> What to work on
Repeat the records word for word, excluding any picture.

Saved entries:
--- start ---

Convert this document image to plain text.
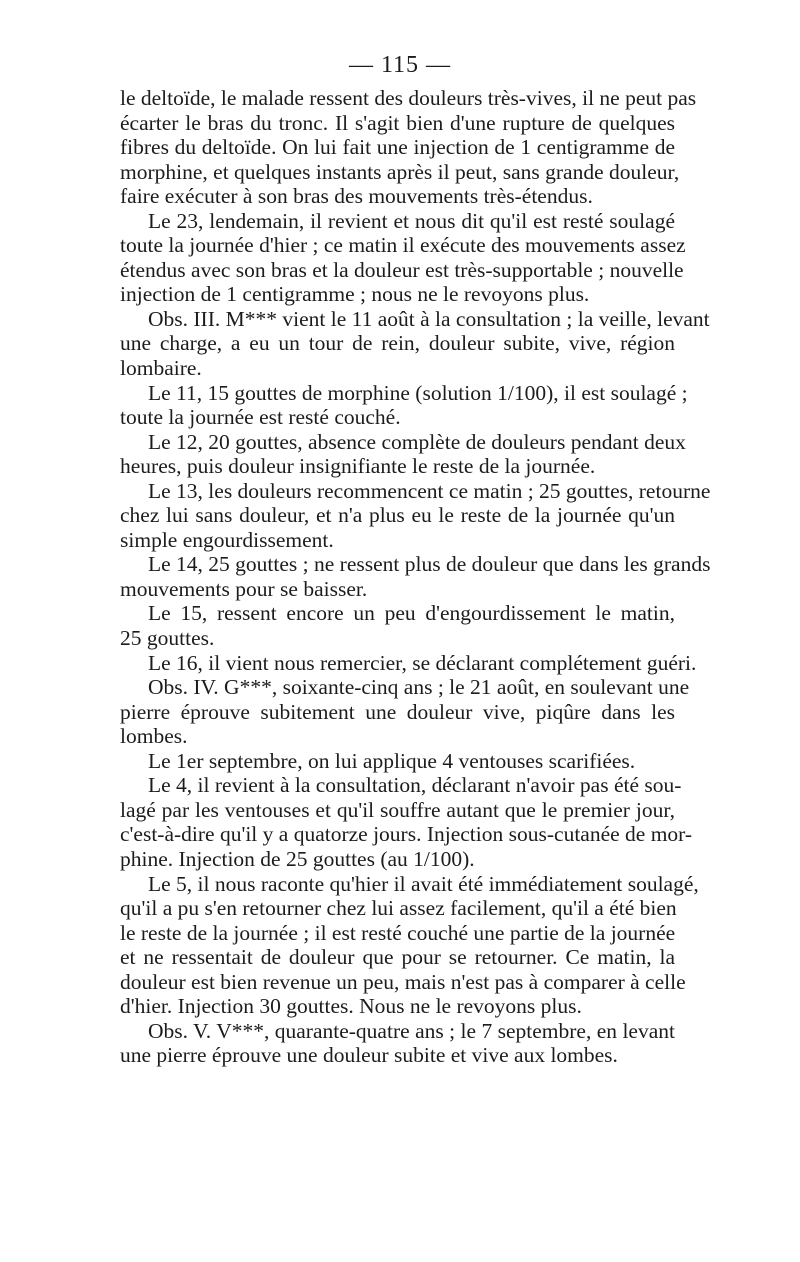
— 115 —
le deltoïde, le malade ressent des douleurs très-vives, il ne peut pas
écarter le bras du tronc. Il s'agit bien d'une rupture de quelques
fibres du deltoïde. On lui fait une injection de 1 centigramme de
morphine, et quelques instants après il peut, sans grande douleur,
faire exécuter à son bras des mouvements très-étendus.
Le 23, lendemain, il revient et nous dit qu'il est resté soulagé
toute la journée d'hier ; ce matin il exécute des mouvements assez
étendus avec son bras et la douleur est très-supportable ; nouvelle
injection de 1 centigramme ; nous ne le revoyons plus.
Obs. III. M*** vient le 11 août à la consultation ; la veille, levant
une charge, a eu un tour de rein, douleur subite, vive, région
lombaire.
Le 11, 15 gouttes de morphine (solution 1/100), il est soulagé ;
toute la journée est resté couché.
Le 12, 20 gouttes, absence complète de douleurs pendant deux
heures, puis douleur insignifiante le reste de la journée.
Le 13, les douleurs recommencent ce matin ; 25 gouttes, retourne
chez lui sans douleur, et n'a plus eu le reste de la journée qu'un
simple engourdissement.
Le 14, 25 gouttes ; ne ressent plus de douleur que dans les grands
mouvements pour se baisser.
Le 15, ressent encore un peu d'engourdissement le matin,
25 gouttes.
Le 16, il vient nous remercier, se déclarant complétement guéri.
Obs. IV. G***, soixante-cinq ans ; le 21 août, en soulevant une
pierre éprouve subitement une douleur vive, piqûre dans les
lombes.
Le 1er septembre, on lui applique 4 ventouses scarifiées.
Le 4, il revient à la consultation, déclarant n'avoir pas été sou-
lagé par les ventouses et qu'il souffre autant que le premier jour,
c'est-à-dire qu'il y a quatorze jours. Injection sous-cutanée de mor-
phine. Injection de 25 gouttes (au 1/100).
Le 5, il nous raconte qu'hier il avait été immédiatement soulagé,
qu'il a pu s'en retourner chez lui assez facilement, qu'il a été bien
le reste de la journée ; il est resté couché une partie de la journée
et ne ressentait de douleur que pour se retourner. Ce matin, la
douleur est bien revenue un peu, mais n'est pas à comparer à celle
d'hier. Injection 30 gouttes. Nous ne le revoyons plus.
Obs. V. V***, quarante-quatre ans ; le 7 septembre, en levant
une pierre éprouve une douleur subite et vive aux lombes.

--- end ---

> Exercise response
Convert this document image to plain text.
— 115 —
le deltoïde, le malade ressent des douleurs très-vives, il ne peut pas
écarter le bras du tronc. Il s'agit bien d'une rupture de quelques
fibres du deltoïde. On lui fait une injection de 1 centigramme de
morphine, et quelques instants après il peut, sans grande douleur,
faire exécuter à son bras des mouvements très-étendus.
Le 23, lendemain, il revient et nous dit qu'il est resté soulagé
toute la journée d'hier ; ce matin il exécute des mouvements assez
étendus avec son bras et la douleur est très-supportable ; nouvelle
injection de 1 centigramme ; nous ne le revoyons plus.
Obs. III. M*** vient le 11 août à la consultation ; la veille, levant
une charge, a eu un tour de rein, douleur subite, vive, région
lombaire.
Le 11, 15 gouttes de morphine (solution 1/100), il est soulagé ;
toute la journée est resté couché.
Le 12, 20 gouttes, absence complète de douleurs pendant deux
heures, puis douleur insignifiante le reste de la journée.
Le 13, les douleurs recommencent ce matin ; 25 gouttes, retourne
chez lui sans douleur, et n'a plus eu le reste de la journée qu'un
simple engourdissement.
Le 14, 25 gouttes ; ne ressent plus de douleur que dans les grands
mouvements pour se baisser.
Le 15, ressent encore un peu d'engourdissement le matin,
25 gouttes.
Le 16, il vient nous remercier, se déclarant complétement guéri.
Obs. IV. G***, soixante-cinq ans ; le 21 août, en soulevant une
pierre éprouve subitement une douleur vive, piqûre dans les
lombes.
Le 1er septembre, on lui applique 4 ventouses scarifiées.
Le 4, il revient à la consultation, déclarant n'avoir pas été sou-
lagé par les ventouses et qu'il souffre autant que le premier jour,
c'est-à-dire qu'il y a quatorze jours. Injection sous-cutanée de mor-
phine. Injection de 25 gouttes (au 1/100).
Le 5, il nous raconte qu'hier il avait été immédiatement soulagé,
qu'il a pu s'en retourner chez lui assez facilement, qu'il a été bien
le reste de la journée ; il est resté couché une partie de la journée
et ne ressentait de douleur que pour se retourner. Ce matin, la
douleur est bien revenue un peu, mais n'est pas à comparer à celle
d'hier. Injection 30 gouttes. Nous ne le revoyons plus.
Obs. V. V***, quarante-quatre ans ; le 7 septembre, en levant
une pierre éprouve une douleur subite et vive aux lombes.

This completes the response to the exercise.